▶ **OBJECTIVE**:
Transcribe every entry word for word, leaving out all images.

▶ **SUPPLIED DATA**:
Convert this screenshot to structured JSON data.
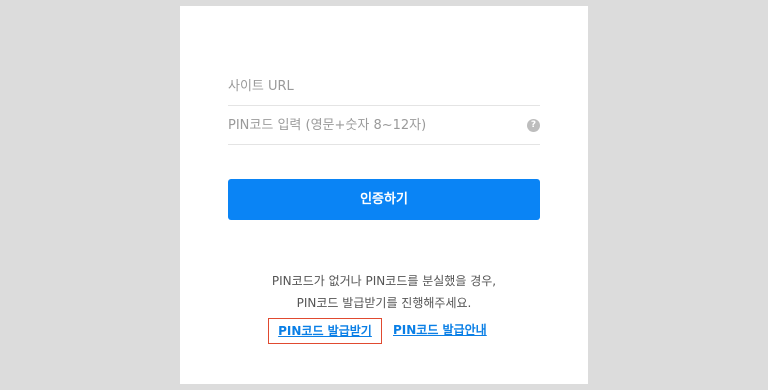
{
  "form": {
    "site_url_placeholder": "사이트 URL",
    "pin_placeholder": "PIN코드 입력 (영문+숫자 8~12자)",
    "help_icon_glyph": "?",
    "submit_label": "인증하기"
  },
  "notice": {
    "line1": "PIN코드가 없거나 PIN코드를 분실했을 경우,",
    "line2": "PIN코드 발급받기를 진행해주세요."
  },
  "links": {
    "issue_label": "PIN코드 발급받기",
    "guide_label": "PIN코드 발급안내"
  },
  "colors": {
    "primary": "#0a84f5",
    "highlight_border": "#e04a30",
    "link": "#0a7fe6"
  }
}
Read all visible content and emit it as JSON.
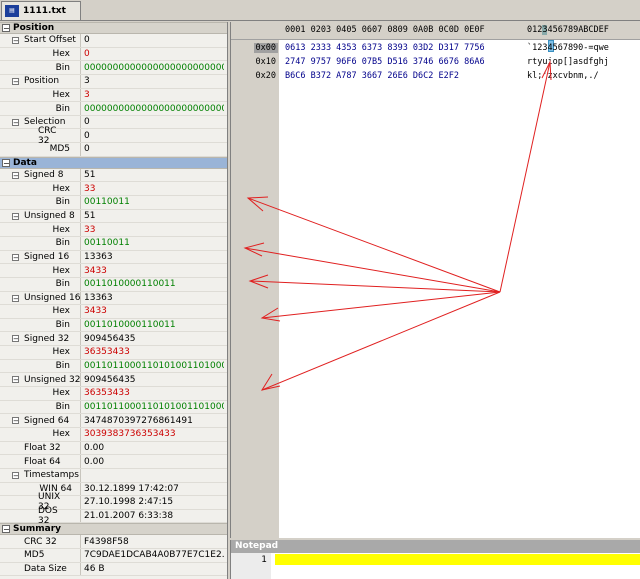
{
  "tab": {
    "icon": "file-icon",
    "label": "1111.txt"
  },
  "panel": {
    "sections": [
      {
        "title": "Position"
      },
      {
        "title": "Data"
      },
      {
        "title": "Summary"
      }
    ],
    "position": {
      "start_offset": {
        "label": "Start Offset",
        "value": "0",
        "hex_label": "Hex",
        "hex": "0",
        "bin_label": "Bin",
        "bin": "00000000000000000000000000..."
      },
      "position": {
        "label": "Position",
        "value": "3",
        "hex_label": "Hex",
        "hex": "3",
        "bin_label": "Bin",
        "bin": "00000000000000000000000000..."
      },
      "selection": {
        "label": "Selection",
        "value": "0",
        "crc_label": "CRC 32",
        "crc": "0",
        "md5_label": "MD5",
        "md5": "0"
      }
    },
    "data": [
      {
        "label": "Signed 8",
        "value": "51",
        "hex": "33",
        "bin": "00110011"
      },
      {
        "label": "Unsigned 8",
        "value": "51",
        "hex": "33",
        "bin": "00110011"
      },
      {
        "label": "Signed 16",
        "value": "13363",
        "hex": "3433",
        "bin": "0011010000110011"
      },
      {
        "label": "Unsigned 16",
        "value": "13363",
        "hex": "3433",
        "bin": "0011010000110011"
      },
      {
        "label": "Signed 32",
        "value": "909456435",
        "hex": "36353433",
        "bin": "00110110001101010011010000..."
      },
      {
        "label": "Unsigned 32",
        "value": "909456435",
        "hex": "36353433",
        "bin": "00110110001101010011010000..."
      },
      {
        "label": "Signed 64",
        "value": "3474870397276861491",
        "hex": "3039383736353433"
      }
    ],
    "hex_label": "Hex",
    "bin_label": "Bin",
    "floats": [
      {
        "label": "Float 32",
        "value": "0.00"
      },
      {
        "label": "Float 64",
        "value": "0.00"
      }
    ],
    "timestamps": {
      "label": "Timestamps",
      "items": [
        {
          "label": "WIN 64",
          "value": "30.12.1899 17:42:07"
        },
        {
          "label": "UNIX 32",
          "value": "27.10.1998 2:47:15"
        },
        {
          "label": "DOS 32",
          "value": "21.01.2007 6:33:38"
        }
      ]
    },
    "summary": [
      {
        "label": "CRC 32",
        "value": "F4398F58"
      },
      {
        "label": "MD5",
        "value": "7C9DAE1DCAB4A0B77E7C1E2..."
      },
      {
        "label": "Data Size",
        "value": "46 B"
      }
    ]
  },
  "hexview": {
    "header": "0001 0203 0405 0607 0809 0A0B 0C0D 0E0F",
    "ascii_header_pre": "012",
    "ascii_header_cur": "3",
    "ascii_header_post": "456789ABCDEF",
    "offsets": [
      "0x00",
      "0x10",
      "0x20"
    ],
    "hex_rows": [
      "0613 2333 4353 6373 8393 03D2 D317 7756",
      "2747 9757 96F6 07B5 D516 3746 6676 86A6",
      "B6C6 B372 A787 3667 26E6 D6C2 E2F2"
    ],
    "ascii_rows": [
      "`1234567890-=qwe",
      "rtyuiop[]asdfghj",
      "kl;'zxcvbnm,./"
    ]
  },
  "notepad": {
    "title": "Notepad",
    "line_number": "1"
  },
  "colors": {
    "accent_red": "#cc0000",
    "accent_green": "#008000",
    "hex_blue": "#00008b",
    "arrow": "#e02020",
    "notepad_highlight": "#ffff00"
  }
}
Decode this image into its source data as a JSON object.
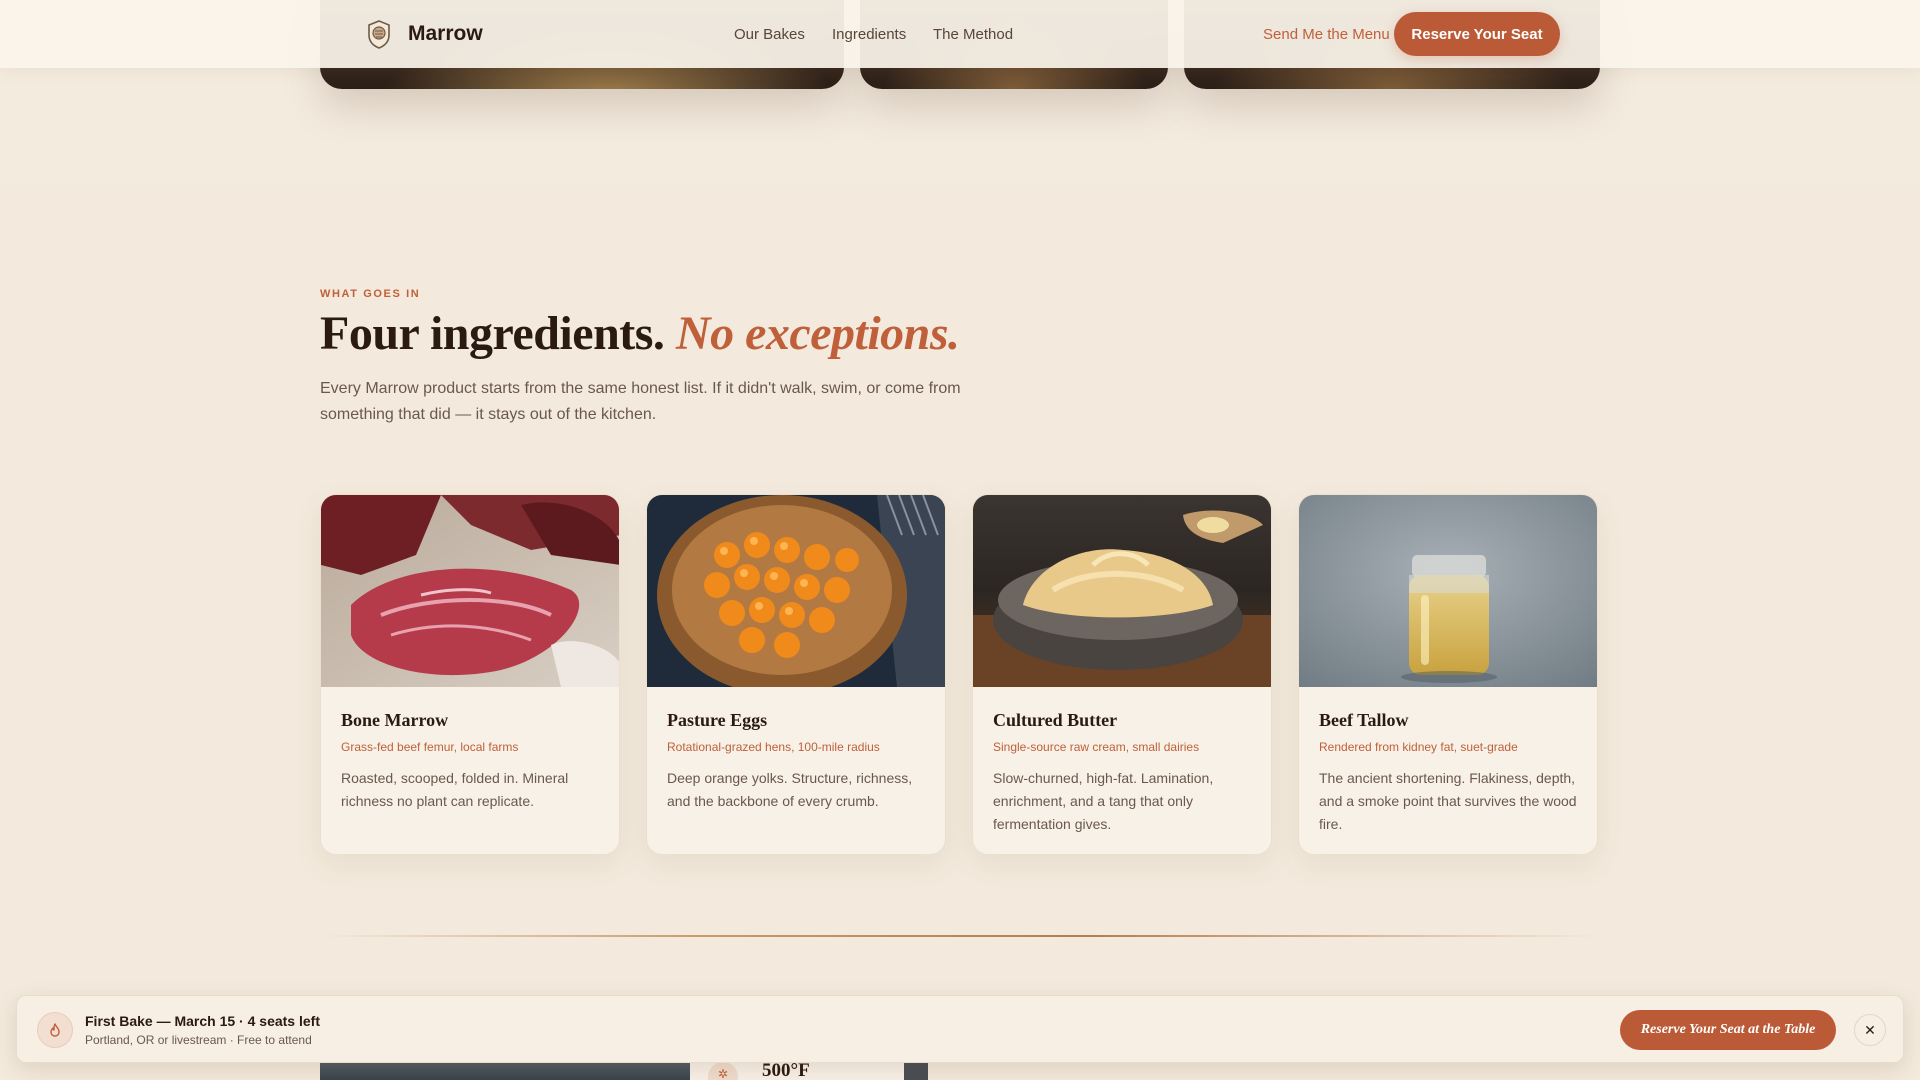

▶ **OUTPUT FOR THIS TASK**:
Convert this screenshot to structured JSON data.
{
  "form": {
    "site_url_placeholder": "사이트 URL",
    "pin_placeholder": "PIN코드 입력 (영문+숫자 8~12자)",
    "help_icon_glyph": "?",
    "submit_label": "인증하기"
  },
  "notice": {
    "line1": "PIN코드가 없거나 PIN코드를 분실했을 경우,",
    "line2": "PIN코드 발급받기를 진행해주세요."
  },
  "links": {
    "issue_label": "PIN코드 발급받기",
    "guide_label": "PIN코드 발급안내"
  },
  "colors": {
    "primary": "#0a84f5",
    "highlight_border": "#e04a30",
    "link": "#0a7fe6"
  }
}
Read all visible content and emit it as JSON.
{
  "tab": {
    "icon": "file-icon",
    "label": "1111.txt"
  },
  "panel": {
    "sections": [
      {
        "title": "Position"
      },
      {
        "title": "Data"
      },
      {
        "title": "Summary"
      }
    ],
    "position": {
      "start_offset": {
        "label": "Start Offset",
        "value": "0",
        "hex_label": "Hex",
        "hex": "0",
        "bin_label": "Bin",
        "bin": "00000000000000000000000000..."
      },
      "position": {
        "label": "Position",
        "value": "3",
        "hex_label": "Hex",
        "hex": "3",
        "bin_label": "Bin",
        "bin": "00000000000000000000000000..."
      },
      "selection": {
        "label": "Selection",
        "value": "0",
        "crc_label": "CRC 32",
        "crc": "0",
        "md5_label": "MD5",
        "md5": "0"
      }
    },
    "data": [
      {
        "label": "Signed 8",
        "value": "51",
        "hex": "33",
        "bin": "00110011"
      },
      {
        "label": "Unsigned 8",
        "value": "51",
        "hex": "33",
        "bin": "00110011"
      },
      {
        "label": "Signed 16",
        "value": "13363",
        "hex": "3433",
        "bin": "0011010000110011"
      },
      {
        "label": "Unsigned 16",
        "value": "13363",
        "hex": "3433",
        "bin": "0011010000110011"
      },
      {
        "label": "Signed 32",
        "value": "909456435",
        "hex": "36353433",
        "bin": "00110110001101010011010000..."
      },
      {
        "label": "Unsigned 32",
        "value": "909456435",
        "hex": "36353433",
        "bin": "00110110001101010011010000..."
      },
      {
        "label": "Signed 64",
        "value": "3474870397276861491",
        "hex": "3039383736353433"
      }
    ],
    "hex_label": "Hex",
    "bin_label": "Bin",
    "floats": [
      {
        "label": "Float 32",
        "value": "0.00"
      },
      {
        "label": "Float 64",
        "value": "0.00"
      }
    ],
    "timestamps": {
      "label": "Timestamps",
      "items": [
        {
          "label": "WIN 64",
          "value": "30.12.1899 17:42:07"
        },
        {
          "label": "UNIX 32",
          "value": "27.10.1998 2:47:15"
        },
        {
          "label": "DOS 32",
          "value": "21.01.2007 6:33:38"
        }
      ]
    },
    "summary": [
      {
        "label": "CRC 32",
        "value": "F4398F58"
      },
      {
        "label": "MD5",
        "value": "7C9DAE1DCAB4A0B77E7C1E2..."
      },
      {
        "label": "Data Size",
        "value": "46 B"
      }
    ]
  },
  "hexview": {
    "header": "0001 0203 0405 0607 0809 0A0B 0C0D 0E0F",
    "ascii_header_pre": "012",
    "ascii_header_cur": "3",
    "ascii_header_post": "456789ABCDEF",
    "offsets": [
      "0x00",
      "0x10",
      "0x20"
    ],
    "hex_rows": [
      "0613 2333 4353 6373 8393 03D2 D317 7756",
      "2747 9757 96F6 07B5 D516 3746 6676 86A6",
      "B6C6 B372 A787 3667 26E6 D6C2 E2F2"
    ],
    "ascii_rows": [
      "`1234567890-=qwe",
      "rtyuiop[]asdfghj",
      "kl;'zxcvbnm,./"
    ]
  },
  "notepad": {
    "title": "Notepad",
    "line_number": "1"
  },
  "colors": {
    "accent_red": "#cc0000",
    "accent_green": "#008000",
    "hex_blue": "#00008b",
    "arrow": "#e02020",
    "notepad_highlight": "#ffff00"
  }
}
Decode this image into its source data as a JSON object.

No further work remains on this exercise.